■ **Problem requirements**: Spot every line with the word "heading" and return it.

■ **Provided information**:
• • • • •

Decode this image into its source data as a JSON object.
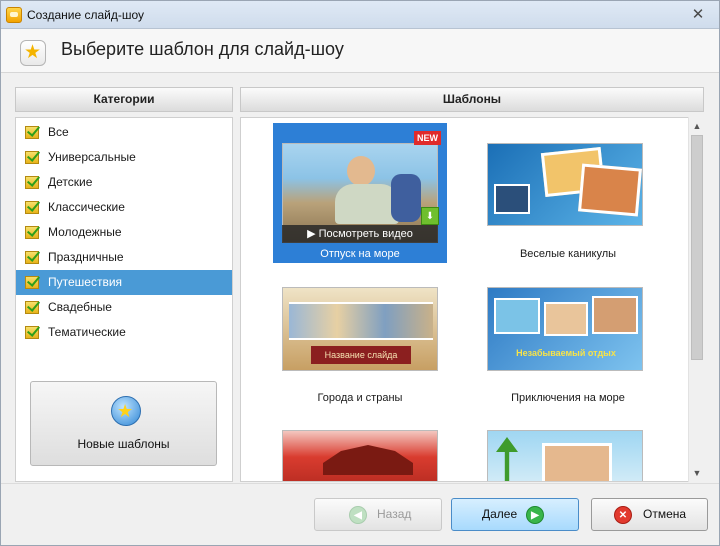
{
  "window": {
    "title": "Создание слайд-шоу",
    "close_glyph": "✕"
  },
  "header": {
    "title": "Выберите шаблон для слайд-шоу",
    "icon": "star-icon"
  },
  "categories": {
    "heading": "Категории",
    "items": [
      {
        "label": "Все"
      },
      {
        "label": "Универсальные"
      },
      {
        "label": "Детские"
      },
      {
        "label": "Классические"
      },
      {
        "label": "Молодежные"
      },
      {
        "label": "Праздничные"
      },
      {
        "label": "Путешествия"
      },
      {
        "label": "Свадебные"
      },
      {
        "label": "Тематические"
      }
    ],
    "selected_index": 6,
    "new_templates_label": "Новые шаблоны"
  },
  "templates": {
    "heading": "Шаблоны",
    "items": [
      {
        "label": "Отпуск на море",
        "badge": "NEW",
        "preview_label": "▶ Посмотреть видео",
        "selected": true
      },
      {
        "label": "Веселые каникулы"
      },
      {
        "label": "Города и страны",
        "caption": "Название слайда"
      },
      {
        "label": "Приключения на море",
        "caption": "Незабываемый отдых"
      },
      {
        "label": ""
      },
      {
        "label": ""
      }
    ]
  },
  "footer": {
    "back_label": "Назад",
    "next_label": "Далее",
    "cancel_label": "Отмена"
  },
  "colors": {
    "selection": "#4a9ad6",
    "template_selection": "#2d7fd6",
    "new_badge": "#e02b2b"
  }
}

• • • • •

■ **Answer in full**:
    "heading": "Категории",
    "heading": "Шаблоны",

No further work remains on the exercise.